[BEGIN]

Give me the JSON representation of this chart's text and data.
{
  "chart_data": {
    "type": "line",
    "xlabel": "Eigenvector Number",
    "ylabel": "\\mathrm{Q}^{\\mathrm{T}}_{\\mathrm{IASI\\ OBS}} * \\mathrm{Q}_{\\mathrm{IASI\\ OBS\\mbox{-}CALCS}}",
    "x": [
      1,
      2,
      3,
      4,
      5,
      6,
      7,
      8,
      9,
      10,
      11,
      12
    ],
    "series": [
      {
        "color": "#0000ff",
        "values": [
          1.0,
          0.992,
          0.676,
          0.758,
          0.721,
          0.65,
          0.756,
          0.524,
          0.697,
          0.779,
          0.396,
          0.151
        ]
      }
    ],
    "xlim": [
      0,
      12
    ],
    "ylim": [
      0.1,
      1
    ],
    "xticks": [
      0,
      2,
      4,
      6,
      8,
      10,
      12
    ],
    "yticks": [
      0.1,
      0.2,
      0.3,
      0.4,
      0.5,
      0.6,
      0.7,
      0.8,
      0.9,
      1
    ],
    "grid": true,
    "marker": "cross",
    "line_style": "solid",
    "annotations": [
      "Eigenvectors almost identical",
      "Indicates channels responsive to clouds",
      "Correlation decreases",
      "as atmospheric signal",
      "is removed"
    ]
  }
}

[END]

• _WHAT TO PRODUCE_: Take the records above and return them exactly as written.

• _RESULT FOR THIS EXERCISE_:
Give me the JSON representation of this chart's text and data.
{
  "chart_data": {
    "type": "line",
    "xlabel": "Eigenvector Number",
    "ylabel": "\\mathrm{Q}^{\\mathrm{T}}_{\\mathrm{IASI\\ OBS}} * \\mathrm{Q}_{\\mathrm{IASI\\ OBS\\mbox{-}CALCS}}",
    "x": [
      1,
      2,
      3,
      4,
      5,
      6,
      7,
      8,
      9,
      10,
      11,
      12
    ],
    "series": [
      {
        "color": "#0000ff",
        "values": [
          1.0,
          0.992,
          0.676,
          0.758,
          0.721,
          0.65,
          0.756,
          0.524,
          0.697,
          0.779,
          0.396,
          0.151
        ]
      }
    ],
    "xlim": [
      0,
      12
    ],
    "ylim": [
      0.1,
      1
    ],
    "xticks": [
      0,
      2,
      4,
      6,
      8,
      10,
      12
    ],
    "yticks": [
      0.1,
      0.2,
      0.3,
      0.4,
      0.5,
      0.6,
      0.7,
      0.8,
      0.9,
      1
    ],
    "grid": true,
    "marker": "cross",
    "line_style": "solid",
    "annotations": [
      "Eigenvectors almost identical",
      "Indicates channels responsive to clouds",
      "Correlation decreases",
      "as atmospheric signal",
      "is removed"
    ]
  }
}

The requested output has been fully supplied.